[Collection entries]

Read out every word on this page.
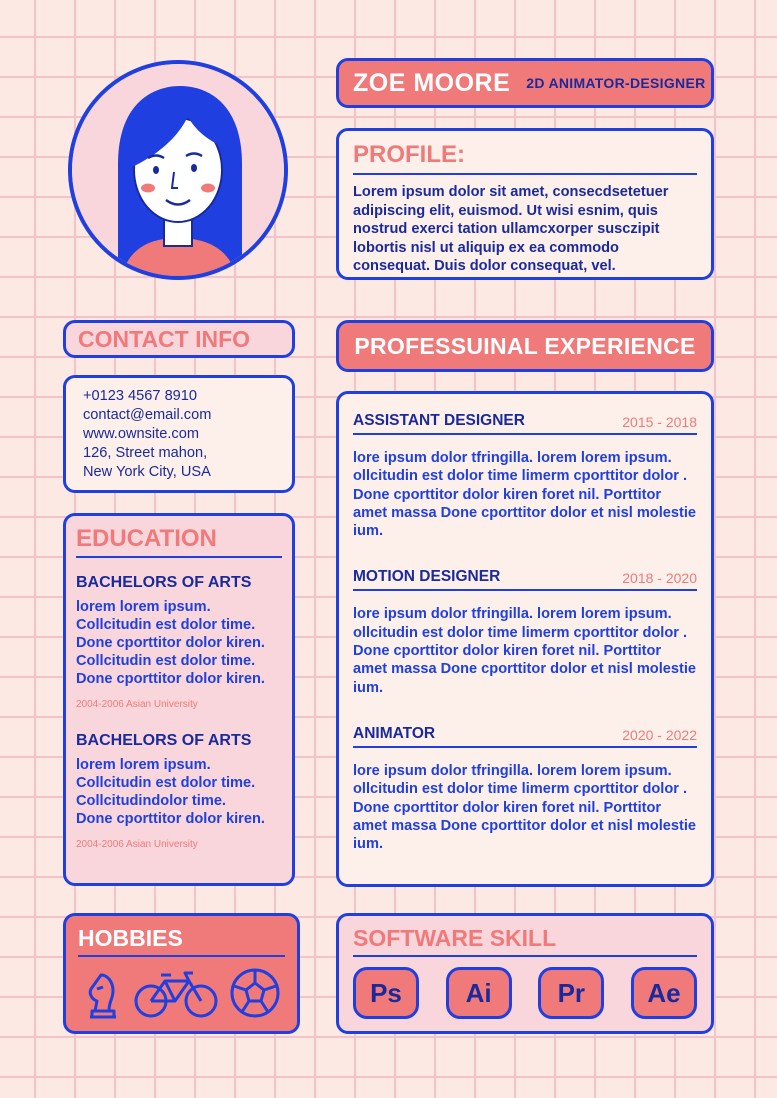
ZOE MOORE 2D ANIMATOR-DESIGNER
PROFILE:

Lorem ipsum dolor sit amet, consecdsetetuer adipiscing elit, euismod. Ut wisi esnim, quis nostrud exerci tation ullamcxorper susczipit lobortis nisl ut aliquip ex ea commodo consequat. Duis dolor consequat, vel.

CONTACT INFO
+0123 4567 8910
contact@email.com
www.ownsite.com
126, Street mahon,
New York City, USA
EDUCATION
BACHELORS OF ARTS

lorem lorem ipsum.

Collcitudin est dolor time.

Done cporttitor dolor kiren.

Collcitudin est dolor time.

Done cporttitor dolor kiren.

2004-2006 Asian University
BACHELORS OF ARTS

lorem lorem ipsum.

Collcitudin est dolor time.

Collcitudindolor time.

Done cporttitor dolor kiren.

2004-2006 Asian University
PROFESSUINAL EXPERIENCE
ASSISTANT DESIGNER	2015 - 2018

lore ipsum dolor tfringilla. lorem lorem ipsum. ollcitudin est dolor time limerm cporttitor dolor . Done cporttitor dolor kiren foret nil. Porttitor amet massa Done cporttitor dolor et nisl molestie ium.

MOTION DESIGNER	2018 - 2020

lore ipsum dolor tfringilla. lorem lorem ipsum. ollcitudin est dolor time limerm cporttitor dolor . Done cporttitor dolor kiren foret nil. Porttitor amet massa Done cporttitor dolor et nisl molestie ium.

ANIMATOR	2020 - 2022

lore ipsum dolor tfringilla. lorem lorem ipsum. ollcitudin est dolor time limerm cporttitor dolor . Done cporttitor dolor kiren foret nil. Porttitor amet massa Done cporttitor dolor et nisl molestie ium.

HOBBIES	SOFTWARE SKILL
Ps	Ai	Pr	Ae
--
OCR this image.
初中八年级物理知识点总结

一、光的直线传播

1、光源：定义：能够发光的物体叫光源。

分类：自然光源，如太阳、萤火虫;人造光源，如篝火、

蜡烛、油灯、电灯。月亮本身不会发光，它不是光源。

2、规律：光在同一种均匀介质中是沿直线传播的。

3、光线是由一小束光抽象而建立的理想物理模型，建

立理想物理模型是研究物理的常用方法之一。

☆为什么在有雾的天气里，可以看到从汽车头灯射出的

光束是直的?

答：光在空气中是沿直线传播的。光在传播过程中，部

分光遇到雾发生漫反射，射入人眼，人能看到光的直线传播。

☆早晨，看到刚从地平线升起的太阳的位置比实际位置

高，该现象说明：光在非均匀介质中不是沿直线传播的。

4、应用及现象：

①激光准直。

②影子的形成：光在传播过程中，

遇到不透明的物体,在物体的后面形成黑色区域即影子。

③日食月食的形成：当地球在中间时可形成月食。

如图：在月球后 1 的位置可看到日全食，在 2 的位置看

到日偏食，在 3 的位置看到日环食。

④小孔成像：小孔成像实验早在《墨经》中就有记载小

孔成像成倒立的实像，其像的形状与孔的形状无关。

PROBLEM REQUIREMENTS → Look through the material above. Copy each line where the word "DESIGNER" appears.

OUTPUT FOR THIS EXERCISE →
ZOE MOORE 2D ANIMATOR-DESIGNER
ASSISTANT DESIGNER	2015 - 2018
MOTION DESIGNER	2018 - 2020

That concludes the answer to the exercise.